* Start Material for this exercise *
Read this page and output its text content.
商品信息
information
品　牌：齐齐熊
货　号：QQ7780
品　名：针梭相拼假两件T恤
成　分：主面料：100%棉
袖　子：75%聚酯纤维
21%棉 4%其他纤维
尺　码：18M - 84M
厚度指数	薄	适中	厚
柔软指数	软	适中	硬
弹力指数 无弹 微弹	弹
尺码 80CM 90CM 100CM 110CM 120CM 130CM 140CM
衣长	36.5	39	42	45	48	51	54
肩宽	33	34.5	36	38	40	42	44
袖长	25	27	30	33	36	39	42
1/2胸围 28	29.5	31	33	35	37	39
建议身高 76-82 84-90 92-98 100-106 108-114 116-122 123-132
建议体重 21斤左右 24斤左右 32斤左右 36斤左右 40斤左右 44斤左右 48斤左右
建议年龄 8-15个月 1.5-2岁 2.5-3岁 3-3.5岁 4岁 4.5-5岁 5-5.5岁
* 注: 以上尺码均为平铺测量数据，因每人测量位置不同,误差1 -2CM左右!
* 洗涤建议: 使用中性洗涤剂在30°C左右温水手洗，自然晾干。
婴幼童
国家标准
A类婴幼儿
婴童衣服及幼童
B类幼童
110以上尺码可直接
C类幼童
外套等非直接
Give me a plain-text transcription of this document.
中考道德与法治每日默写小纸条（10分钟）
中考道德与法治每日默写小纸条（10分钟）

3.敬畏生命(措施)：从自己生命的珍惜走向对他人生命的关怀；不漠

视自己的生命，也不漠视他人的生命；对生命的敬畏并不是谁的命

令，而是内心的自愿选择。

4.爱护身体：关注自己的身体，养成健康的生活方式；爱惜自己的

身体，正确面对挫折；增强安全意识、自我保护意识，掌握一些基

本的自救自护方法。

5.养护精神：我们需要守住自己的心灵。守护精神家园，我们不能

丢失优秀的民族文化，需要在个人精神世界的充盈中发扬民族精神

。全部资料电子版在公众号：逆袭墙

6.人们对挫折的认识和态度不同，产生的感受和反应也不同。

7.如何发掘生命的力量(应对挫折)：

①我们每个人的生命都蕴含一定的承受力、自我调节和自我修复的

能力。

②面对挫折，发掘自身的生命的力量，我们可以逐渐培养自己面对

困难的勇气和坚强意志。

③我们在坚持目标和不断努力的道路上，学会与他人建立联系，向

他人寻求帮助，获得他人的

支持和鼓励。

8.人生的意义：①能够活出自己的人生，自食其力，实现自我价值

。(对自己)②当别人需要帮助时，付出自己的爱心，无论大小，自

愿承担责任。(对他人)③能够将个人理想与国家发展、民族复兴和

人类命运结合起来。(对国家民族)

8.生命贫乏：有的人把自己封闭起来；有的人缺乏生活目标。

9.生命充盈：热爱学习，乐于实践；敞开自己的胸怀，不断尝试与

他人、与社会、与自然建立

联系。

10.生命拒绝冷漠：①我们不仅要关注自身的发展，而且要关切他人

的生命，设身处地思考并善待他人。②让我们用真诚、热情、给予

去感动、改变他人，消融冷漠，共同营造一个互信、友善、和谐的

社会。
* End Material for this exercise *
Short task: Copy out every line from the one containing "Give me a plain-text" to the end of the material, both ends included.

Output:
Give me a plain-text transcription of this document.
中考道德与法治每日默写小纸条（10分钟）
中考道德与法治每日默写小纸条（10分钟）

3.敬畏生命(措施)：从自己生命的珍惜走向对他人生命的关怀；不漠

视自己的生命，也不漠视他人的生命；对生命的敬畏并不是谁的命

令，而是内心的自愿选择。

4.爱护身体：关注自己的身体，养成健康的生活方式；爱惜自己的

身体，正确面对挫折；增强安全意识、自我保护意识，掌握一些基

本的自救自护方法。

5.养护精神：我们需要守住自己的心灵。守护精神家园，我们不能

丢失优秀的民族文化，需要在个人精神世界的充盈中发扬民族精神

。全部资料电子版在公众号：逆袭墙

6.人们对挫折的认识和态度不同，产生的感受和反应也不同。

7.如何发掘生命的力量(应对挫折)：

①我们每个人的生命都蕴含一定的承受力、自我调节和自我修复的

能力。

②面对挫折，发掘自身的生命的力量，我们可以逐渐培养自己面对

困难的勇气和坚强意志。

③我们在坚持目标和不断努力的道路上，学会与他人建立联系，向

他人寻求帮助，获得他人的

支持和鼓励。

8.人生的意义：①能够活出自己的人生，自食其力，实现自我价值

。(对自己)②当别人需要帮助时，付出自己的爱心，无论大小，自

愿承担责任。(对他人)③能够将个人理想与国家发展、民族复兴和

人类命运结合起来。(对国家民族)

8.生命贫乏：有的人把自己封闭起来；有的人缺乏生活目标。

9.生命充盈：热爱学习，乐于实践；敞开自己的胸怀，不断尝试与

他人、与社会、与自然建立

联系。

10.生命拒绝冷漠：①我们不仅要关注自身的发展，而且要关切他人

的生命，设身处地思考并善待他人。②让我们用真诚、热情、给予

去感动、改变他人，消融冷漠，共同营造一个互信、友善、和谐的

社会。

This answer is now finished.